Provided entries
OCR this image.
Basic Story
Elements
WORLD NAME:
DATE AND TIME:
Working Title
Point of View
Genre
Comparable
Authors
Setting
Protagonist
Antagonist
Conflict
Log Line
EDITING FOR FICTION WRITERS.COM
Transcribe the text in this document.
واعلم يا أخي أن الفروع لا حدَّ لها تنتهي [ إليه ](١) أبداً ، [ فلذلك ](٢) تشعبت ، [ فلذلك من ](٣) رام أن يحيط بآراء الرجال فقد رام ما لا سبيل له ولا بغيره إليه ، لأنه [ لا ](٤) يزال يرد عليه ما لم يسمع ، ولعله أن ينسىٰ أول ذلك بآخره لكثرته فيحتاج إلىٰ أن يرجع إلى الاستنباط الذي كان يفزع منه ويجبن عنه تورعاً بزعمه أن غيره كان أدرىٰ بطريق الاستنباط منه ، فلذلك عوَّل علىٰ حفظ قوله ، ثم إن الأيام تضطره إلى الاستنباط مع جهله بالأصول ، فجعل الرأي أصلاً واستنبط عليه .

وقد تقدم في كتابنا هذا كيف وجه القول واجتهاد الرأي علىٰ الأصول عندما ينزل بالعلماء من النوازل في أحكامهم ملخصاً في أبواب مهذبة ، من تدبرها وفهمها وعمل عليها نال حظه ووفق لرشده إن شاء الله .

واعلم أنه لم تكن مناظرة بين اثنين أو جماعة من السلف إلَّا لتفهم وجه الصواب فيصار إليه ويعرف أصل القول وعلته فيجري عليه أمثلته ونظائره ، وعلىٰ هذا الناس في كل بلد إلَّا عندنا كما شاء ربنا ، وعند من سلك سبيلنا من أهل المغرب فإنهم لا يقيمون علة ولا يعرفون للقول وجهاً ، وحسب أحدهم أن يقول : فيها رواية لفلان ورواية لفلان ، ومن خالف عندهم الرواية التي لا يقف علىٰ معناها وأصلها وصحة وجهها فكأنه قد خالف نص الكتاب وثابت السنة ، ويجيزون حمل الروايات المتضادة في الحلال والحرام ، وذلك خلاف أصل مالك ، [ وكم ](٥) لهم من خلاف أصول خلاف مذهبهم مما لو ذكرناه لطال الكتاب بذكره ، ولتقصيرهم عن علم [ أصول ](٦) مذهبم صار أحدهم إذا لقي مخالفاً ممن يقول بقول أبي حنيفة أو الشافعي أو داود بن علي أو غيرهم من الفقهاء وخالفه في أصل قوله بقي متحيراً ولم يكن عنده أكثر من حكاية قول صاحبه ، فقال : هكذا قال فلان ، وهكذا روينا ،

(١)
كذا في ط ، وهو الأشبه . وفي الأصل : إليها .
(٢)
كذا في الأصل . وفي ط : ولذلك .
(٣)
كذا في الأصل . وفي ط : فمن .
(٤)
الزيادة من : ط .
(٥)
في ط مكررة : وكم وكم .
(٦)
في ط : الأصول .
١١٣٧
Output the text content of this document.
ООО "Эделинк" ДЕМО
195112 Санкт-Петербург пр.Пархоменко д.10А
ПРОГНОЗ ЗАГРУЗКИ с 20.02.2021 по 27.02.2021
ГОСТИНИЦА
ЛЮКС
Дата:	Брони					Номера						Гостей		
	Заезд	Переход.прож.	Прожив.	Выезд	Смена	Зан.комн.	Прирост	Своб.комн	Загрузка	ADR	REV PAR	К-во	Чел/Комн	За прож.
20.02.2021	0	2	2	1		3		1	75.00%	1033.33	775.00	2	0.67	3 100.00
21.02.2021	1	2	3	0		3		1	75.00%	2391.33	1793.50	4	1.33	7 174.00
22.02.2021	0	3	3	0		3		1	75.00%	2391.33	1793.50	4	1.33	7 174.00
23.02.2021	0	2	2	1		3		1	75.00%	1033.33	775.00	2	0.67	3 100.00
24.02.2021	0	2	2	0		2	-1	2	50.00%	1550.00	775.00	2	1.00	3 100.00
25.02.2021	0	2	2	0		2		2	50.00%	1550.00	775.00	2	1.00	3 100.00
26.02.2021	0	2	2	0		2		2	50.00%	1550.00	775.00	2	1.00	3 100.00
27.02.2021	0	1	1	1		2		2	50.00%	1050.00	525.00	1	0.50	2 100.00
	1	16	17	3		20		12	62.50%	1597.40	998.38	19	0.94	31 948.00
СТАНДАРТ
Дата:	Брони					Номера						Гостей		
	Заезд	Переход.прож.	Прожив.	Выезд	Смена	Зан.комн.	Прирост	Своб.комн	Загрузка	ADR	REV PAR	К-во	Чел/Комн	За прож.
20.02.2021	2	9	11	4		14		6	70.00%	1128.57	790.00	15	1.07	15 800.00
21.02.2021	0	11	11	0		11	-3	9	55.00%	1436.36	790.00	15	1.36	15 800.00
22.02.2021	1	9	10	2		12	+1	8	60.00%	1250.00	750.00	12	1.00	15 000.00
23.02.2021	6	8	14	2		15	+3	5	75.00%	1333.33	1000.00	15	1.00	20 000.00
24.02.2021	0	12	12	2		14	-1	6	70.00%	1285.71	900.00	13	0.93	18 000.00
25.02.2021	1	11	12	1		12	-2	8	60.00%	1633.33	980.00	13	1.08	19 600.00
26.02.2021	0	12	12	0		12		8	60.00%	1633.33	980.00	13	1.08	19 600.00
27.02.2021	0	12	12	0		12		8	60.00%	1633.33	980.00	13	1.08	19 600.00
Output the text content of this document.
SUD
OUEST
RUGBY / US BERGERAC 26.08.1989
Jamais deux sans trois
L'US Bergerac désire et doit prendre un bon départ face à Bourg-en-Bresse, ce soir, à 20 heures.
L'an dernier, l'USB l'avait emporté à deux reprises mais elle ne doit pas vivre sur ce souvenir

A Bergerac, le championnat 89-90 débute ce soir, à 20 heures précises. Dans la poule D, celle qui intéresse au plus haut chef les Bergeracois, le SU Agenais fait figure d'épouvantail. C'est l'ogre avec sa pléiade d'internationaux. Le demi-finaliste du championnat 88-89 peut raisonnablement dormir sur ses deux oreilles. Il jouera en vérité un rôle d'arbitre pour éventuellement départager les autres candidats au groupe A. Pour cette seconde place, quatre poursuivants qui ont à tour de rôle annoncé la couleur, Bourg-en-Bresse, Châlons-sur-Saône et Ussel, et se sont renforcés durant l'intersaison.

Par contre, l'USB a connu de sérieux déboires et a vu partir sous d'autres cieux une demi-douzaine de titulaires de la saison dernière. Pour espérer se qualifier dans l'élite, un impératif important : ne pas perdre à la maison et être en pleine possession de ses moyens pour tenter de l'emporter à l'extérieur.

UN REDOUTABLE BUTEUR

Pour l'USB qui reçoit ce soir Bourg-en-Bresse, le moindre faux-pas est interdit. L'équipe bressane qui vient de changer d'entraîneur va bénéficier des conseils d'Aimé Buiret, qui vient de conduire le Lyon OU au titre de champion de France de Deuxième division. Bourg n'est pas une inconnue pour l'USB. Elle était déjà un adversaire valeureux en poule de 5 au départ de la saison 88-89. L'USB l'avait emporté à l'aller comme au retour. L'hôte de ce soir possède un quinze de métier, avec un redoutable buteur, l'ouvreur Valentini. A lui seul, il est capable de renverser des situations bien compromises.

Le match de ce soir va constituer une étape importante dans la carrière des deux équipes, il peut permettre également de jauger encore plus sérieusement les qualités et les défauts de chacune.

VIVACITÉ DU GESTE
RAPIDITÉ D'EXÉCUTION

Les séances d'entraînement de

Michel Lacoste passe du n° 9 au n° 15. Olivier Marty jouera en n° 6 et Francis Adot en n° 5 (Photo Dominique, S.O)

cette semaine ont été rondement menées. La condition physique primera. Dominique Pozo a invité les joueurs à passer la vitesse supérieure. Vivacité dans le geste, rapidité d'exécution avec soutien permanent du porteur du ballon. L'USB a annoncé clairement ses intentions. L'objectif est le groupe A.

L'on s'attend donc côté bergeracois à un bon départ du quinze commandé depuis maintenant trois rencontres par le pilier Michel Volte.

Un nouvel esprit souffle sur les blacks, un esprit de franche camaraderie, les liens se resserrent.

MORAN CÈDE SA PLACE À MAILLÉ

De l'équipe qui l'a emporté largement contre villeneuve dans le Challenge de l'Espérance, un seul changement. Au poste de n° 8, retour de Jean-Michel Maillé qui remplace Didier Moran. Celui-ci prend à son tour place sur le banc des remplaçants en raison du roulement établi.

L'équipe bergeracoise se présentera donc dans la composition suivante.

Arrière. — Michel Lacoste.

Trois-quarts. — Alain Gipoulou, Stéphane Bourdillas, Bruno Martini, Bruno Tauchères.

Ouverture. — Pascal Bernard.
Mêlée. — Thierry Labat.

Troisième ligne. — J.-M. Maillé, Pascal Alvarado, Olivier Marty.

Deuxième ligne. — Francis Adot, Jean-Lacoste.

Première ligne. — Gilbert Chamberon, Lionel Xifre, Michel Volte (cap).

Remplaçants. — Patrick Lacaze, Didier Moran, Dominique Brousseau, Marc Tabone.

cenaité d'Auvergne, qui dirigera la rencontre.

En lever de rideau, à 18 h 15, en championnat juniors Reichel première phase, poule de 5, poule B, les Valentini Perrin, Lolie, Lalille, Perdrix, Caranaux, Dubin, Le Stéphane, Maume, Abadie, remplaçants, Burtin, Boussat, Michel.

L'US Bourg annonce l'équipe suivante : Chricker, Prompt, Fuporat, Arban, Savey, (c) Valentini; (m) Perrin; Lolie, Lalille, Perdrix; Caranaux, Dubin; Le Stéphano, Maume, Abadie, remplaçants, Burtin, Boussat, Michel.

Your instructions
Which lines hold the word "this"? Show each one.

Solution below
OCR this image.
Transcribe the text in this document.
Output the text content of this document.
Output the text content of this document.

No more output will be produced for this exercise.